§ SET PROBLEM
In the records below, pick out all lines containing the word "JSON".

§ LISTED ENTRIES
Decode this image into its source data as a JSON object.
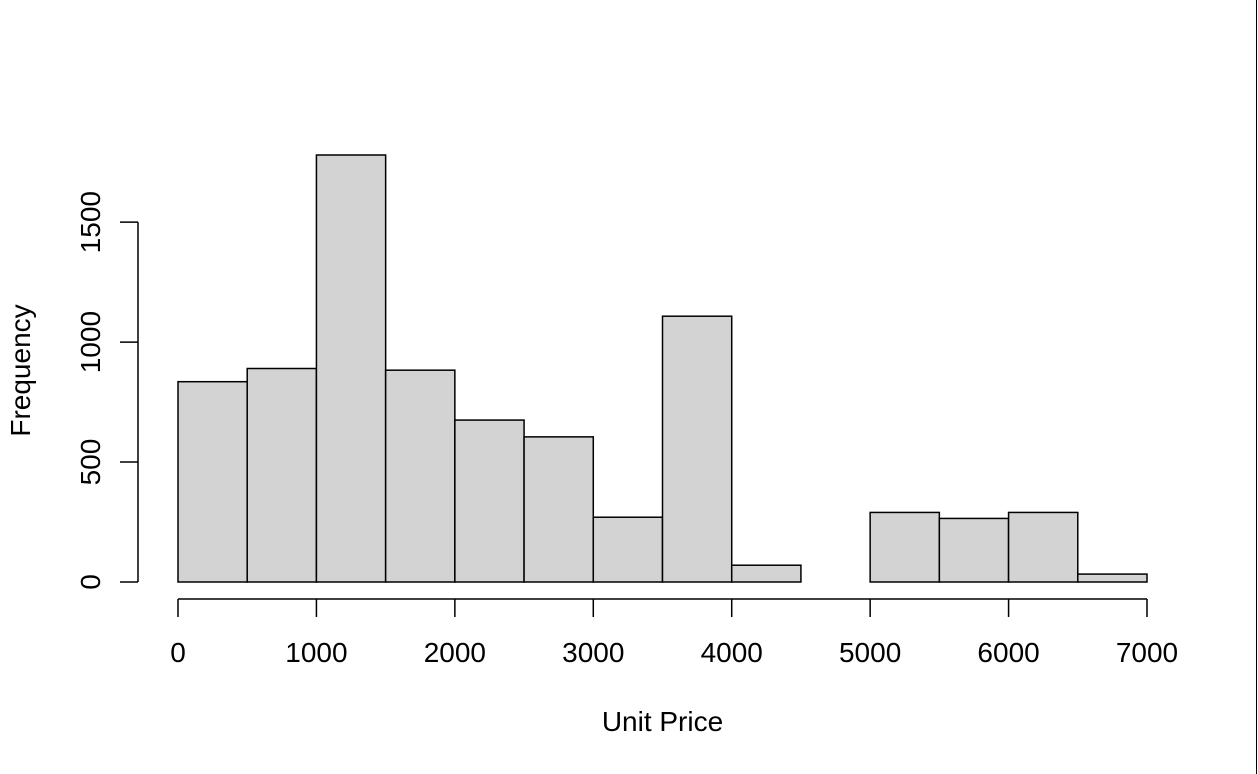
{
  "chart_data": {
    "type": "bar",
    "title": "",
    "xlabel": "Unit Price",
    "ylabel": "Frequency",
    "bins": [
      {
        "x0": 0,
        "x1": 500,
        "value": 835
      },
      {
        "x0": 500,
        "x1": 1000,
        "value": 890
      },
      {
        "x0": 1000,
        "x1": 1500,
        "value": 1780
      },
      {
        "x0": 1500,
        "x1": 2000,
        "value": 883
      },
      {
        "x0": 2000,
        "x1": 2500,
        "value": 675
      },
      {
        "x0": 2500,
        "x1": 3000,
        "value": 605
      },
      {
        "x0": 3000,
        "x1": 3500,
        "value": 270
      },
      {
        "x0": 3500,
        "x1": 4000,
        "value": 1108
      },
      {
        "x0": 4000,
        "x1": 4500,
        "value": 70
      },
      {
        "x0": 4500,
        "x1": 5000,
        "value": 0
      },
      {
        "x0": 5000,
        "x1": 5500,
        "value": 290
      },
      {
        "x0": 5500,
        "x1": 6000,
        "value": 265
      },
      {
        "x0": 6000,
        "x1": 6500,
        "value": 290
      },
      {
        "x0": 6500,
        "x1": 7000,
        "value": 33
      }
    ],
    "xlim": [
      0,
      7000
    ],
    "ylim": [
      0,
      1780
    ],
    "xticks": [
      "0",
      "1000",
      "2000",
      "3000",
      "4000",
      "5000",
      "6000",
      "7000"
    ],
    "yticks": [
      "0",
      "500",
      "1000",
      "1500"
    ],
    "grid": false,
    "legend": "none",
    "colors": {
      "bar_fill": "#d3d3d3",
      "bar_stroke": "#000000",
      "axis": "#000000",
      "background": "#ffffff"
    }
  }
}
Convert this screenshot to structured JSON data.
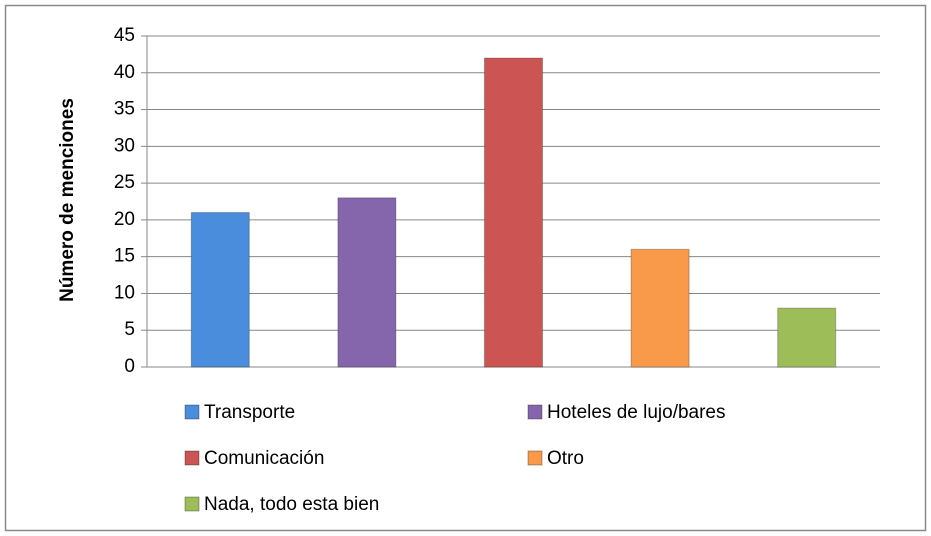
{
  "chart_data": {
    "type": "bar",
    "y_label": "Número de menciones",
    "series": [
      {
        "name": "Transporte",
        "color": "#4a8ddc",
        "values": [
          21
        ]
      },
      {
        "name": "Hoteles de lujo/bares",
        "color": "#8566ad",
        "values": [
          23
        ]
      },
      {
        "name": "Comunicación",
        "color": "#cc5452",
        "values": [
          42
        ]
      },
      {
        "name": "Otro",
        "color": "#f89a4a",
        "values": [
          16
        ]
      },
      {
        "name": "Nada, todo esta  bien",
        "color": "#9dbd58",
        "values": [
          8
        ]
      }
    ],
    "ylim": [
      0,
      45
    ],
    "yticks": [
      0,
      5,
      10,
      15,
      20,
      25,
      30,
      35,
      40,
      45
    ],
    "grid": true,
    "legend": "bottom"
  }
}
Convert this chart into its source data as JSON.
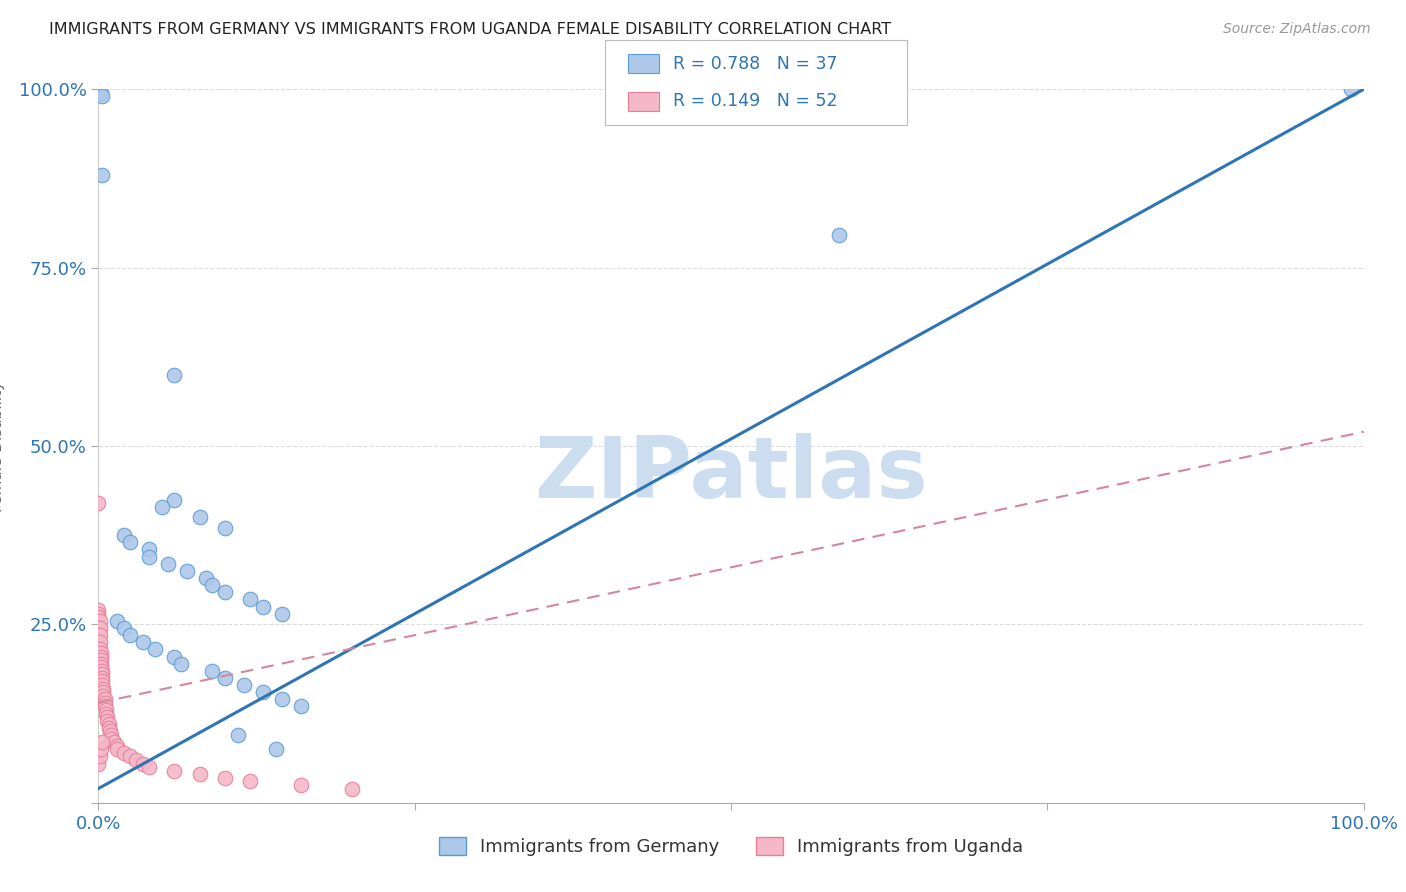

§ FULL SOLUTION
Decode this image into its source data as a JSON object.
Convert this screenshot to structured JSON data.
Convert this chart into its source data as JSON.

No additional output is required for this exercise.